What the task requires
Exactly repeat the material, dropping every picture from the copy.

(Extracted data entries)
_ _ _ _

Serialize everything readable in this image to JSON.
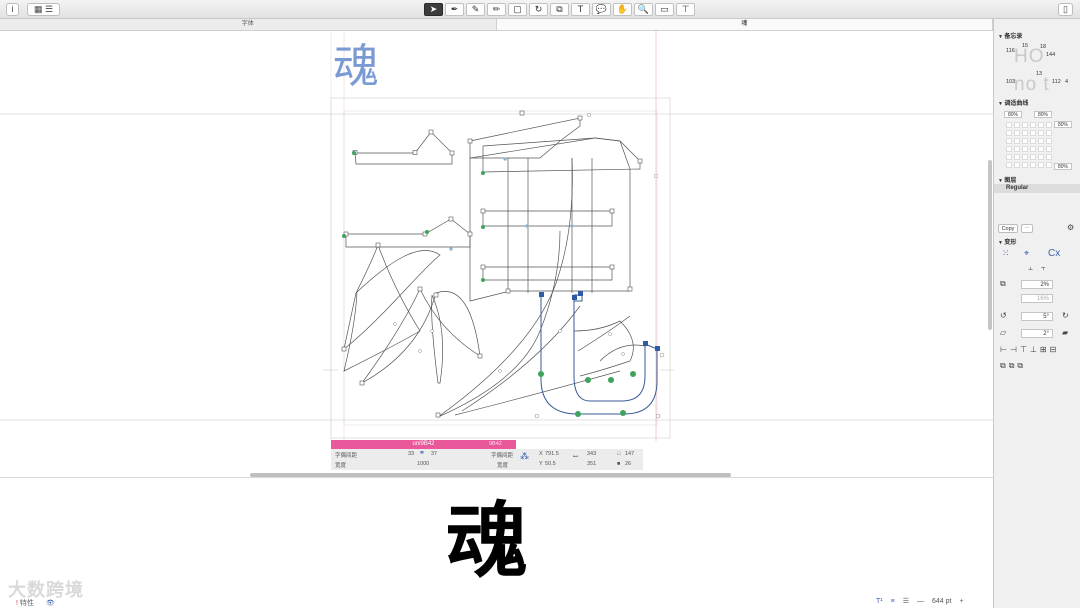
{
  "toolbar": {
    "info_icon": "info-icon",
    "view_buttons": [
      "grid-view-icon",
      "list-view-icon"
    ],
    "tools": [
      "select-arrow-icon",
      "pen-icon",
      "draw-icon",
      "pencil-icon",
      "primitives-icon",
      "rotate-icon",
      "scale-icon",
      "text-icon",
      "annotation-icon",
      "hand-icon",
      "zoom-icon",
      "measure-icon",
      "component-icon"
    ],
    "sidebar_toggle": "sidebar-toggle-icon"
  },
  "tabs": [
    {
      "label": "字体",
      "active": false
    },
    {
      "label": "魂",
      "active": true
    }
  ],
  "canvas": {
    "glyph_preview": "魂",
    "info": {
      "name": "uni9B42",
      "code": "9B42",
      "lsb_label": "字偶间距",
      "lsb_left": "33",
      "lsb_right": "37",
      "width_label": "宽度",
      "width": "1000",
      "rsb_label": "字偶间距",
      "rsb_label2": "宽度",
      "x_label": "X",
      "x": "791.5",
      "y_label": "Y",
      "y": "50.5",
      "w": "343",
      "h": "351",
      "n1": "147",
      "n2": "26"
    }
  },
  "preview": {
    "glyph": "魂",
    "watermark": "大数跨境",
    "bottom_left": "特性",
    "size": "644 pt"
  },
  "sidebar": {
    "kerning": {
      "title": "备忘录",
      "nums_top": [
        "116",
        "15",
        "18",
        "144"
      ],
      "nums_bottom": [
        "103",
        "13",
        "112",
        "4"
      ],
      "letters_top": "HO",
      "letters_bottom": "no t"
    },
    "curve": {
      "title": "调适曲线",
      "pct1": "80%",
      "pct2": "80%",
      "pct3": "80%",
      "pct4": "80%"
    },
    "layers": {
      "title": "图层",
      "regular": "Regular"
    },
    "transform": {
      "copy": "Copy",
      "title": "变形",
      "scale": "2%",
      "scale2": "16%",
      "rotate": "5°",
      "slant": "2°"
    }
  }
}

_ _ _ _

Reply
Serialize everything readable in this image to JSON.
{
  "toolbar": {
    "info_icon": "info-icon",
    "view_buttons": [
      "grid-view-icon",
      "list-view-icon"
    ],
    "tools": [
      "select-arrow-icon",
      "pen-icon",
      "draw-icon",
      "pencil-icon",
      "primitives-icon",
      "rotate-icon",
      "scale-icon",
      "text-icon",
      "annotation-icon",
      "hand-icon",
      "zoom-icon",
      "measure-icon",
      "component-icon"
    ],
    "sidebar_toggle": "sidebar-toggle-icon"
  },
  "tabs": [
    {
      "label": "字体",
      "active": false
    },
    {
      "label": "魂",
      "active": true
    }
  ],
  "canvas": {
    "glyph_preview": "魂",
    "info": {
      "name": "uni9B42",
      "code": "9B42",
      "lsb_label": "字偶间距",
      "lsb_left": "33",
      "lsb_right": "37",
      "width_label": "宽度",
      "width": "1000",
      "rsb_label": "字偶间距",
      "rsb_label2": "宽度",
      "x_label": "X",
      "x": "791.5",
      "y_label": "Y",
      "y": "50.5",
      "w": "343",
      "h": "351",
      "n1": "147",
      "n2": "26"
    }
  },
  "preview": {
    "glyph": "魂",
    "watermark": "大数跨境",
    "bottom_left": "特性",
    "size": "644 pt"
  },
  "sidebar": {
    "kerning": {
      "title": "备忘录",
      "nums_top": [
        "116",
        "15",
        "18",
        "144"
      ],
      "nums_bottom": [
        "103",
        "13",
        "112",
        "4"
      ],
      "letters_top": "HO",
      "letters_bottom": "no t"
    },
    "curve": {
      "title": "调适曲线",
      "pct1": "80%",
      "pct2": "80%",
      "pct3": "80%",
      "pct4": "80%"
    },
    "layers": {
      "title": "图层",
      "regular": "Regular"
    },
    "transform": {
      "copy": "Copy",
      "title": "变形",
      "scale": "2%",
      "scale2": "16%",
      "rotate": "5°",
      "slant": "2°"
    }
  }
}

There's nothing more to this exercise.